• _GOAL_
Pictures aside, write out every record exactly as it appears.

• _INPUT ROWS_
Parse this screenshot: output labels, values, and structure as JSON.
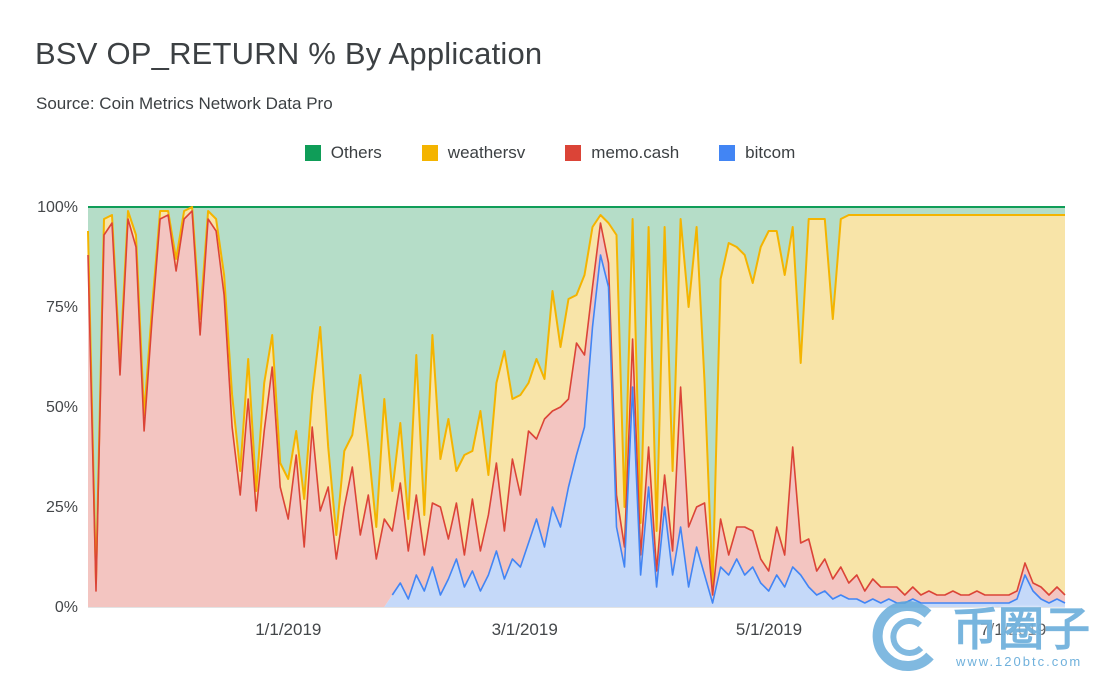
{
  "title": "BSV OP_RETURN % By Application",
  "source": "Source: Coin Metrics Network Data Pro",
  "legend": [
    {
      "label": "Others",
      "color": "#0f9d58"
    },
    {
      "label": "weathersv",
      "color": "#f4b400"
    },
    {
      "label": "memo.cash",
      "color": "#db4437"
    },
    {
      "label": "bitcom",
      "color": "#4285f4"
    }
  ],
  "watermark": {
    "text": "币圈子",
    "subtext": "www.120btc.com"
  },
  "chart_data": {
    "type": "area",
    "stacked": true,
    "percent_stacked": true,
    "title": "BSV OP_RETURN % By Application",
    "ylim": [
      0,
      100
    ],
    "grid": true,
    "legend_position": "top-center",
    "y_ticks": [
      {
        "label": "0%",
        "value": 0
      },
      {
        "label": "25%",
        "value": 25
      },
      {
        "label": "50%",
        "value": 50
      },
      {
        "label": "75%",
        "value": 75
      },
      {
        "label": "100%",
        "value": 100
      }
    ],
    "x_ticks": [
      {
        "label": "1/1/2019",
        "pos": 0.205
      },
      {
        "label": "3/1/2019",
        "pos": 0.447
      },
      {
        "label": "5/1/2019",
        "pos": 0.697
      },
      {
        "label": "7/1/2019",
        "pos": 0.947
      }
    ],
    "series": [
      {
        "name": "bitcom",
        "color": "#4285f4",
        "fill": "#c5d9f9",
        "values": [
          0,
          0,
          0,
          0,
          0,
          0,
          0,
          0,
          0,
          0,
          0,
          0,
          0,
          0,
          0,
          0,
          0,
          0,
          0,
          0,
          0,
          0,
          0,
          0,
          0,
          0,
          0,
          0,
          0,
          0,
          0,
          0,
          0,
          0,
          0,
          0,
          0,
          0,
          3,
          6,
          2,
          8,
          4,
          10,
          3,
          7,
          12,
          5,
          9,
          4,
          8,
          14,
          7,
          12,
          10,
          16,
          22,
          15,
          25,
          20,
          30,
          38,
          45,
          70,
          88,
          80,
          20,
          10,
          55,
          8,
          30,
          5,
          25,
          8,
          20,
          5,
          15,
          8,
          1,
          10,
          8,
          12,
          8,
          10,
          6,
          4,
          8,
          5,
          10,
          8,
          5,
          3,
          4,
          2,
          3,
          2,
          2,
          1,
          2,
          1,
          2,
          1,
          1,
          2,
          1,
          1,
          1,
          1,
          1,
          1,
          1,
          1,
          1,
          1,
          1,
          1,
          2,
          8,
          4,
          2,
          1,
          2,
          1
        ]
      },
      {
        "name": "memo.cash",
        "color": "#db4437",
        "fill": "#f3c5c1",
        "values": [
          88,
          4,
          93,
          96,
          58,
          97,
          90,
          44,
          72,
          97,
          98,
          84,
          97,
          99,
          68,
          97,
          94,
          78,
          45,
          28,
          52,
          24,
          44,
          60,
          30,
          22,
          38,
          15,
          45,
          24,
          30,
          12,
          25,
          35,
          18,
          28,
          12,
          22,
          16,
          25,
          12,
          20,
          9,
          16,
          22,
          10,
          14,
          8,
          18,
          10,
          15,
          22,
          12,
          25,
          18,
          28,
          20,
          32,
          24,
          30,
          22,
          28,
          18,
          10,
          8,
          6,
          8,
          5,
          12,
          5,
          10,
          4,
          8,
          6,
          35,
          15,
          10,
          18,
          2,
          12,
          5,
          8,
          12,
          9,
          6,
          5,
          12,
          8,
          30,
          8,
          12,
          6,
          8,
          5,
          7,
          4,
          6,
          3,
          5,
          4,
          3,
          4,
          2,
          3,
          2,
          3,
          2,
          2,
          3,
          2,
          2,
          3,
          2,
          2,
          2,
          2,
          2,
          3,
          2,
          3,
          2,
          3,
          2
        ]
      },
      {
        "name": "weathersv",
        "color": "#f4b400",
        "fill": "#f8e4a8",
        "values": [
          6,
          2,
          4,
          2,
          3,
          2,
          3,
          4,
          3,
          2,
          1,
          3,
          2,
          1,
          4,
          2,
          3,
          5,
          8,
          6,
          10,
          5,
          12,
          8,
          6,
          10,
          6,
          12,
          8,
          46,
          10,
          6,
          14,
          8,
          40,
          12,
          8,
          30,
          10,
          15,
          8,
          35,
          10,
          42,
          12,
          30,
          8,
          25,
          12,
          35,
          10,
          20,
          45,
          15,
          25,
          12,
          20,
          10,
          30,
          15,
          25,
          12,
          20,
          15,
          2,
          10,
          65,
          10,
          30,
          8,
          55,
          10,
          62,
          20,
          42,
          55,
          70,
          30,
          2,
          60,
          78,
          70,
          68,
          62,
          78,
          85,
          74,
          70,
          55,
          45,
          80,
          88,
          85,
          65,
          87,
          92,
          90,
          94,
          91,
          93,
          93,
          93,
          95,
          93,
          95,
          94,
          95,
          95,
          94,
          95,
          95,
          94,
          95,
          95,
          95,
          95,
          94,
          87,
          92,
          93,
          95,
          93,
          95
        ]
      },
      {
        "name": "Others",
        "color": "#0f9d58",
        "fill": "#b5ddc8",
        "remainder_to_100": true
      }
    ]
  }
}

• _SOLUTION TO THE PROBLEM_
Parse this screenshot: output labels, values, and structure as JSON.
{
  "title": "BSV OP_RETURN % By Application",
  "source": "Source: Coin Metrics Network Data Pro",
  "legend": [
    {
      "label": "Others",
      "color": "#0f9d58"
    },
    {
      "label": "weathersv",
      "color": "#f4b400"
    },
    {
      "label": "memo.cash",
      "color": "#db4437"
    },
    {
      "label": "bitcom",
      "color": "#4285f4"
    }
  ],
  "watermark": {
    "text": "币圈子",
    "subtext": "www.120btc.com"
  },
  "chart_data": {
    "type": "area",
    "stacked": true,
    "percent_stacked": true,
    "title": "BSV OP_RETURN % By Application",
    "ylim": [
      0,
      100
    ],
    "grid": true,
    "legend_position": "top-center",
    "y_ticks": [
      {
        "label": "0%",
        "value": 0
      },
      {
        "label": "25%",
        "value": 25
      },
      {
        "label": "50%",
        "value": 50
      },
      {
        "label": "75%",
        "value": 75
      },
      {
        "label": "100%",
        "value": 100
      }
    ],
    "x_ticks": [
      {
        "label": "1/1/2019",
        "pos": 0.205
      },
      {
        "label": "3/1/2019",
        "pos": 0.447
      },
      {
        "label": "5/1/2019",
        "pos": 0.697
      },
      {
        "label": "7/1/2019",
        "pos": 0.947
      }
    ],
    "series": [
      {
        "name": "bitcom",
        "color": "#4285f4",
        "fill": "#c5d9f9",
        "values": [
          0,
          0,
          0,
          0,
          0,
          0,
          0,
          0,
          0,
          0,
          0,
          0,
          0,
          0,
          0,
          0,
          0,
          0,
          0,
          0,
          0,
          0,
          0,
          0,
          0,
          0,
          0,
          0,
          0,
          0,
          0,
          0,
          0,
          0,
          0,
          0,
          0,
          0,
          3,
          6,
          2,
          8,
          4,
          10,
          3,
          7,
          12,
          5,
          9,
          4,
          8,
          14,
          7,
          12,
          10,
          16,
          22,
          15,
          25,
          20,
          30,
          38,
          45,
          70,
          88,
          80,
          20,
          10,
          55,
          8,
          30,
          5,
          25,
          8,
          20,
          5,
          15,
          8,
          1,
          10,
          8,
          12,
          8,
          10,
          6,
          4,
          8,
          5,
          10,
          8,
          5,
          3,
          4,
          2,
          3,
          2,
          2,
          1,
          2,
          1,
          2,
          1,
          1,
          2,
          1,
          1,
          1,
          1,
          1,
          1,
          1,
          1,
          1,
          1,
          1,
          1,
          2,
          8,
          4,
          2,
          1,
          2,
          1
        ]
      },
      {
        "name": "memo.cash",
        "color": "#db4437",
        "fill": "#f3c5c1",
        "values": [
          88,
          4,
          93,
          96,
          58,
          97,
          90,
          44,
          72,
          97,
          98,
          84,
          97,
          99,
          68,
          97,
          94,
          78,
          45,
          28,
          52,
          24,
          44,
          60,
          30,
          22,
          38,
          15,
          45,
          24,
          30,
          12,
          25,
          35,
          18,
          28,
          12,
          22,
          16,
          25,
          12,
          20,
          9,
          16,
          22,
          10,
          14,
          8,
          18,
          10,
          15,
          22,
          12,
          25,
          18,
          28,
          20,
          32,
          24,
          30,
          22,
          28,
          18,
          10,
          8,
          6,
          8,
          5,
          12,
          5,
          10,
          4,
          8,
          6,
          35,
          15,
          10,
          18,
          2,
          12,
          5,
          8,
          12,
          9,
          6,
          5,
          12,
          8,
          30,
          8,
          12,
          6,
          8,
          5,
          7,
          4,
          6,
          3,
          5,
          4,
          3,
          4,
          2,
          3,
          2,
          3,
          2,
          2,
          3,
          2,
          2,
          3,
          2,
          2,
          2,
          2,
          2,
          3,
          2,
          3,
          2,
          3,
          2
        ]
      },
      {
        "name": "weathersv",
        "color": "#f4b400",
        "fill": "#f8e4a8",
        "values": [
          6,
          2,
          4,
          2,
          3,
          2,
          3,
          4,
          3,
          2,
          1,
          3,
          2,
          1,
          4,
          2,
          3,
          5,
          8,
          6,
          10,
          5,
          12,
          8,
          6,
          10,
          6,
          12,
          8,
          46,
          10,
          6,
          14,
          8,
          40,
          12,
          8,
          30,
          10,
          15,
          8,
          35,
          10,
          42,
          12,
          30,
          8,
          25,
          12,
          35,
          10,
          20,
          45,
          15,
          25,
          12,
          20,
          10,
          30,
          15,
          25,
          12,
          20,
          15,
          2,
          10,
          65,
          10,
          30,
          8,
          55,
          10,
          62,
          20,
          42,
          55,
          70,
          30,
          2,
          60,
          78,
          70,
          68,
          62,
          78,
          85,
          74,
          70,
          55,
          45,
          80,
          88,
          85,
          65,
          87,
          92,
          90,
          94,
          91,
          93,
          93,
          93,
          95,
          93,
          95,
          94,
          95,
          95,
          94,
          95,
          95,
          94,
          95,
          95,
          95,
          95,
          94,
          87,
          92,
          93,
          95,
          93,
          95
        ]
      },
      {
        "name": "Others",
        "color": "#0f9d58",
        "fill": "#b5ddc8",
        "remainder_to_100": true
      }
    ]
  }
}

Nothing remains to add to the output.